Which lines hold the word "bottom"? Copy each of them from the material.

■ Entries with figure data:

-- Start --

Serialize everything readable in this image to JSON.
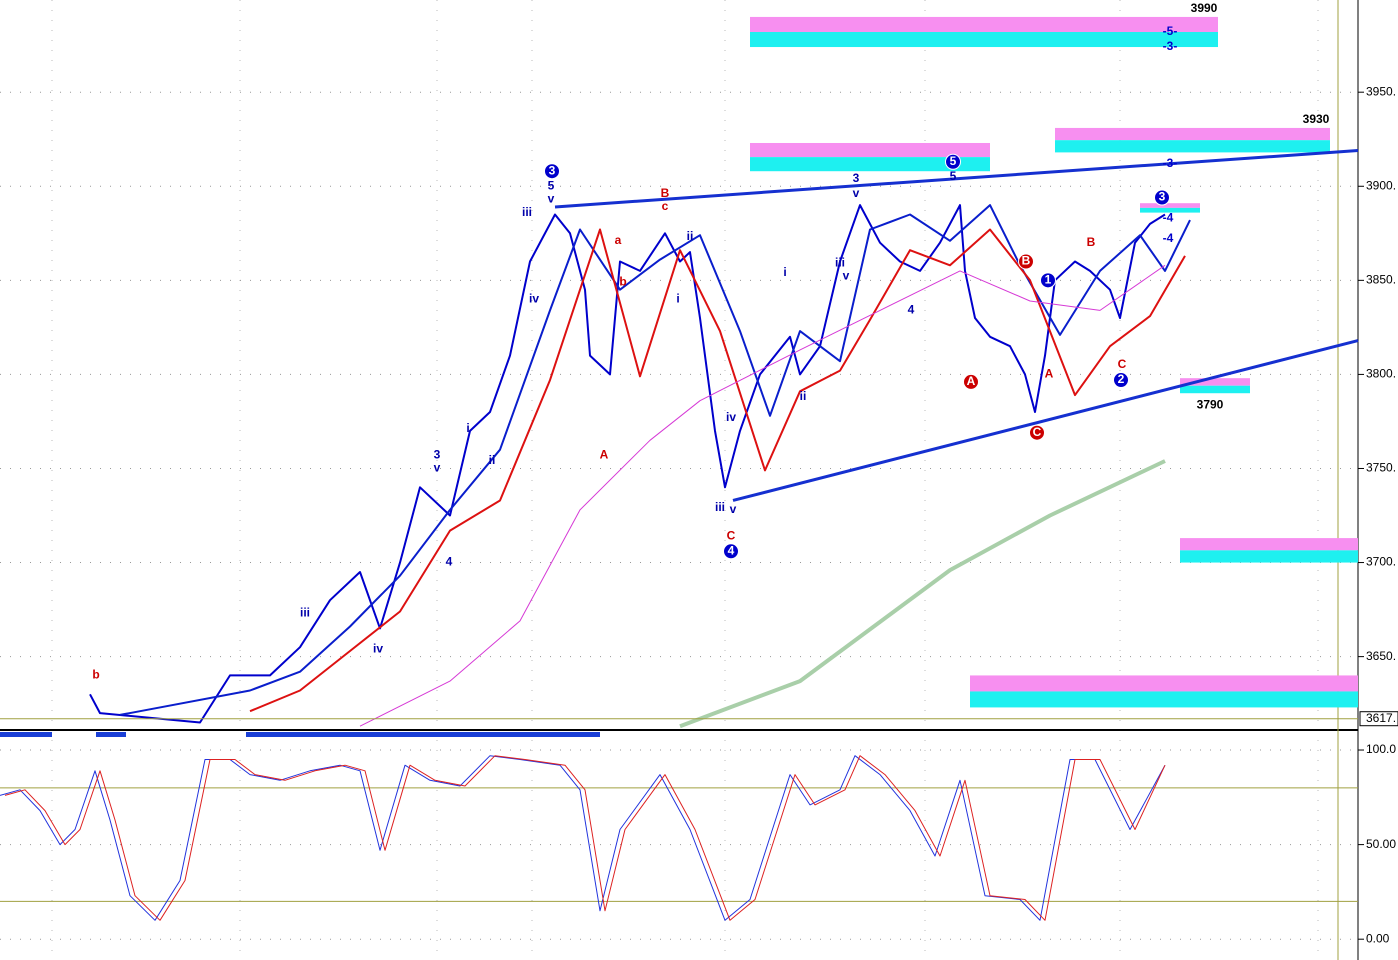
{
  "chart_data": [
    {
      "type": "line",
      "ylim": [
        3611,
        3999
      ],
      "xlim": [
        0,
        272
      ],
      "yticks": [
        {
          "value": 3650,
          "label": "3650."
        },
        {
          "value": 3700,
          "label": "3700."
        },
        {
          "value": 3750,
          "label": "3750."
        },
        {
          "value": 3800,
          "label": "3800."
        },
        {
          "value": 3850,
          "label": "3850."
        },
        {
          "value": 3900,
          "label": "3900."
        },
        {
          "value": 3950,
          "label": "3950."
        }
      ],
      "grid": true,
      "current": {
        "value": 3617,
        "label": "3617."
      },
      "series": [
        {
          "color": "#0000cc",
          "width": 2,
          "x": [
            18,
            20,
            40,
            46,
            54,
            60,
            66,
            72,
            76,
            80,
            84,
            90,
            94,
            98,
            102,
            106,
            111,
            114,
            117,
            118,
            122,
            124,
            128,
            133,
            136,
            138,
            140,
            143,
            145,
            148,
            152,
            158,
            160,
            164,
            168,
            172,
            176,
            180,
            184,
            188,
            192,
            193,
            195,
            198,
            202,
            205,
            207,
            209,
            211,
            215,
            218,
            222,
            224,
            227,
            230,
            233
          ],
          "values": [
            3630,
            3620,
            3615,
            3640,
            3640,
            3655,
            3680,
            3695,
            3665,
            3700,
            3740,
            3725,
            3770,
            3780,
            3810,
            3860,
            3885,
            3875,
            3845,
            3810,
            3800,
            3860,
            3855,
            3875,
            3860,
            3865,
            3830,
            3770,
            3740,
            3770,
            3800,
            3820,
            3800,
            3815,
            3860,
            3890,
            3870,
            3860,
            3855,
            3870,
            3890,
            3855,
            3830,
            3820,
            3815,
            3800,
            3780,
            3810,
            3850,
            3860,
            3855,
            3845,
            3830,
            3870,
            3880,
            3885
          ]
        },
        {
          "color": "#0a1ecc",
          "width": 2,
          "x": [
            24,
            28,
            50,
            60,
            70,
            80,
            90,
            100,
            110,
            116,
            124,
            132,
            140,
            148,
            154,
            160,
            168,
            174,
            182,
            190,
            198,
            204,
            212,
            220,
            228,
            233,
            238
          ],
          "values": [
            3619,
            3621,
            3632,
            3642,
            3666,
            3693,
            3728,
            3760,
            3834,
            3877,
            3845,
            3861,
            3874,
            3823,
            3778,
            3823,
            3807,
            3877,
            3885,
            3871,
            3890,
            3858,
            3821,
            3855,
            3874,
            3855,
            3882
          ]
        },
        {
          "color": "#dd1111",
          "width": 2,
          "x": [
            50,
            60,
            70,
            80,
            90,
            100,
            110,
            120,
            128,
            136,
            144,
            153,
            160,
            168,
            174,
            182,
            190,
            198,
            206,
            215,
            222,
            230,
            237
          ],
          "values": [
            3621,
            3632,
            3653,
            3674,
            3717,
            3733,
            3797,
            3877,
            3799,
            3866,
            3823,
            3749,
            3791,
            3802,
            3829,
            3866,
            3858,
            3877,
            3850,
            3789,
            3815,
            3831,
            3863
          ]
        },
        {
          "color": "#d63ad6",
          "width": 1,
          "x": [
            72,
            90,
            104,
            116,
            130,
            140,
            160,
            176,
            192,
            206,
            220,
            233
          ],
          "values": [
            3613,
            3637,
            3669,
            3728,
            3765,
            3786,
            3813,
            3834,
            3855,
            3839,
            3834,
            3858
          ]
        },
        {
          "color": "#a9cfa9",
          "width": 4,
          "x": [
            136,
            160,
            190,
            210,
            233
          ],
          "values": [
            3613,
            3637,
            3696,
            3725,
            3754
          ]
        }
      ],
      "trendlines": [
        {
          "x": [
            111,
            272
          ],
          "y": [
            3889,
            3919
          ]
        },
        {
          "x": [
            146.6,
            272
          ],
          "y": [
            3733,
            3818
          ]
        }
      ],
      "zones": [
        {
          "x": [
            150,
            243.6
          ],
          "top": 3990,
          "bottom": 3974,
          "label": 3990
        },
        {
          "x": [
            150,
            198
          ],
          "top": 3923,
          "bottom": 3908
        },
        {
          "x": [
            211,
            266
          ],
          "top": 3931,
          "bottom": 3918,
          "label": 3930
        },
        {
          "x": [
            228,
            240
          ],
          "top": 3891,
          "bottom": 3886
        },
        {
          "x": [
            236,
            250
          ],
          "top": 3798,
          "bottom": 3790,
          "label": 3790
        },
        {
          "x": [
            236,
            272
          ],
          "top": 3713,
          "bottom": 3700
        },
        {
          "x": [
            194,
            272
          ],
          "top": 3640,
          "bottom": 3623
        }
      ],
      "annotations": [
        {
          "text": "b",
          "x": 19.2,
          "y": 3640,
          "color": "#cc0000"
        },
        {
          "text": "iii",
          "x": 61,
          "y": 3673,
          "color": "#0000aa"
        },
        {
          "text": "iv",
          "x": 75.6,
          "y": 3654,
          "color": "#0000aa"
        },
        {
          "text": "3",
          "x": 87.4,
          "y": 3757,
          "color": "#0000aa"
        },
        {
          "text": "v",
          "x": 87.4,
          "y": 3750,
          "color": "#0000aa"
        },
        {
          "text": "4",
          "x": 89.8,
          "y": 3700,
          "color": "#0000aa"
        },
        {
          "text": "i",
          "x": 93.6,
          "y": 3771,
          "color": "#0000aa"
        },
        {
          "text": "ii",
          "x": 98.4,
          "y": 3754,
          "color": "#0000aa"
        },
        {
          "text": "3",
          "x": 110.4,
          "y": 3908,
          "color": "#0000cc",
          "circled": true
        },
        {
          "text": "5",
          "x": 110.2,
          "y": 3900,
          "color": "#0000aa"
        },
        {
          "text": "v",
          "x": 110.2,
          "y": 3893,
          "color": "#0000aa"
        },
        {
          "text": "iii",
          "x": 105.4,
          "y": 3886,
          "color": "#0000aa"
        },
        {
          "text": "iv",
          "x": 106.8,
          "y": 3840,
          "color": "#0000aa"
        },
        {
          "text": "B",
          "x": 133,
          "y": 3896,
          "color": "#cc0000"
        },
        {
          "text": "c",
          "x": 133,
          "y": 3889,
          "color": "#cc0000"
        },
        {
          "text": "a",
          "x": 123.6,
          "y": 3871,
          "color": "#cc0000"
        },
        {
          "text": "b",
          "x": 124.6,
          "y": 3849,
          "color": "#cc0000"
        },
        {
          "text": "A",
          "x": 120.8,
          "y": 3757,
          "color": "#cc0000"
        },
        {
          "text": "ii",
          "x": 138,
          "y": 3873,
          "color": "#0000aa"
        },
        {
          "text": "i",
          "x": 135.6,
          "y": 3840,
          "color": "#0000aa"
        },
        {
          "text": "iv",
          "x": 146.2,
          "y": 3777,
          "color": "#0000aa"
        },
        {
          "text": "iii",
          "x": 144,
          "y": 3729,
          "color": "#0000aa"
        },
        {
          "text": "v",
          "x": 146.6,
          "y": 3728,
          "color": "#0000aa"
        },
        {
          "text": "C",
          "x": 146.2,
          "y": 3714,
          "color": "#cc0000"
        },
        {
          "text": "4",
          "x": 146.2,
          "y": 3706,
          "color": "#0000cc",
          "circled": true
        },
        {
          "text": "i",
          "x": 157,
          "y": 3854,
          "color": "#0000aa"
        },
        {
          "text": "ii",
          "x": 160.6,
          "y": 3788,
          "color": "#0000aa"
        },
        {
          "text": "iii",
          "x": 168,
          "y": 3859,
          "color": "#0000aa"
        },
        {
          "text": "v",
          "x": 169.2,
          "y": 3852,
          "color": "#0000aa"
        },
        {
          "text": "3",
          "x": 171.2,
          "y": 3904,
          "color": "#0000aa"
        },
        {
          "text": "v",
          "x": 171.2,
          "y": 3896,
          "color": "#0000aa"
        },
        {
          "text": "4",
          "x": 182.2,
          "y": 3834,
          "color": "#0000aa"
        },
        {
          "text": "5",
          "x": 190.6,
          "y": 3913,
          "color": "#0000cc",
          "circled": true
        },
        {
          "text": "5",
          "x": 190.6,
          "y": 3905,
          "color": "#0000aa"
        },
        {
          "text": "A",
          "x": 194.2,
          "y": 3796,
          "color": "#cc0000",
          "circled": true
        },
        {
          "text": "B",
          "x": 205.2,
          "y": 3860,
          "color": "#cc0000",
          "circled": true
        },
        {
          "text": "C",
          "x": 207.4,
          "y": 3769,
          "color": "#cc0000",
          "circled": true
        },
        {
          "text": "A",
          "x": 209.8,
          "y": 3800,
          "color": "#cc0000"
        },
        {
          "text": "1",
          "x": 209.6,
          "y": 3850,
          "color": "#0000cc",
          "circled": true
        },
        {
          "text": "B",
          "x": 218.2,
          "y": 3870,
          "color": "#cc0000"
        },
        {
          "text": "C",
          "x": 224.4,
          "y": 3805,
          "color": "#cc0000"
        },
        {
          "text": "2",
          "x": 224.2,
          "y": 3797,
          "color": "#0000cc",
          "circled": true
        },
        {
          "text": "3",
          "x": 232.4,
          "y": 3894,
          "color": "#0000cc",
          "circled": true
        },
        {
          "text": "-5-",
          "x": 234,
          "y": 3982,
          "color": "#0000cc"
        },
        {
          "text": "-3-",
          "x": 234,
          "y": 3974,
          "color": "#0000cc"
        },
        {
          "text": "-3-",
          "x": 234,
          "y": 3912,
          "color": "#0000cc"
        },
        {
          "text": "-4",
          "x": 233.6,
          "y": 3883,
          "color": "#0000cc"
        },
        {
          "text": "-4",
          "x": 233.6,
          "y": 3872,
          "color": "#0000cc"
        }
      ]
    },
    {
      "type": "line",
      "ylim": [
        -11,
        109
      ],
      "xlim": [
        0,
        272
      ],
      "yticks": [
        {
          "value": 0,
          "label": "0.00"
        },
        {
          "value": 50,
          "label": "50.00"
        },
        {
          "value": 100,
          "label": "100.0"
        }
      ],
      "grid": true,
      "reference_lines": [
        20,
        80
      ],
      "series": [
        {
          "color": "#2233dd",
          "width": 1,
          "x": [
            0,
            4,
            8,
            12,
            15,
            19,
            22,
            26,
            31,
            36,
            41,
            46,
            50,
            56,
            62,
            68,
            72,
            76,
            81,
            86,
            92,
            98,
            104,
            112,
            116,
            120,
            124,
            132,
            138,
            145,
            150,
            158,
            162,
            168,
            171,
            176,
            182,
            187,
            192,
            197,
            204,
            208,
            214,
            219,
            226,
            233
          ],
          "values": [
            76,
            79,
            68,
            50,
            58,
            89,
            63,
            23,
            10,
            31,
            95,
            95,
            87,
            84,
            89,
            92,
            89,
            47,
            92,
            84,
            81,
            97,
            95,
            92,
            79,
            15,
            58,
            87,
            58,
            10,
            21,
            87,
            71,
            79,
            97,
            87,
            68,
            44,
            84,
            23,
            21,
            10,
            95,
            95,
            58,
            92
          ]
        },
        {
          "color": "#dd2222",
          "width": 1,
          "x": [
            1,
            5,
            9,
            13,
            16,
            20,
            23,
            27,
            32,
            37,
            42,
            47,
            51,
            57,
            63,
            69,
            73,
            77,
            82,
            87,
            93,
            99,
            105,
            113,
            117,
            121,
            125,
            133,
            139,
            146,
            151,
            159,
            163,
            169,
            172,
            177,
            183,
            188,
            193,
            198,
            205,
            209,
            215,
            220,
            227,
            233
          ],
          "values": [
            76,
            79,
            68,
            50,
            58,
            89,
            63,
            23,
            10,
            31,
            95,
            95,
            87,
            84,
            89,
            92,
            89,
            47,
            92,
            84,
            81,
            97,
            95,
            92,
            79,
            15,
            58,
            87,
            58,
            10,
            21,
            87,
            71,
            79,
            97,
            87,
            68,
            44,
            84,
            23,
            21,
            10,
            95,
            95,
            58,
            92
          ]
        }
      ]
    }
  ]
}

-- End --

■ WRITTEN SOLUTION:
          "bottom": 3974,
          "bottom": 3908
          "bottom": 3918,
          "bottom": 3886
          "bottom": 3790,
          "bottom": 3700
          "bottom": 3623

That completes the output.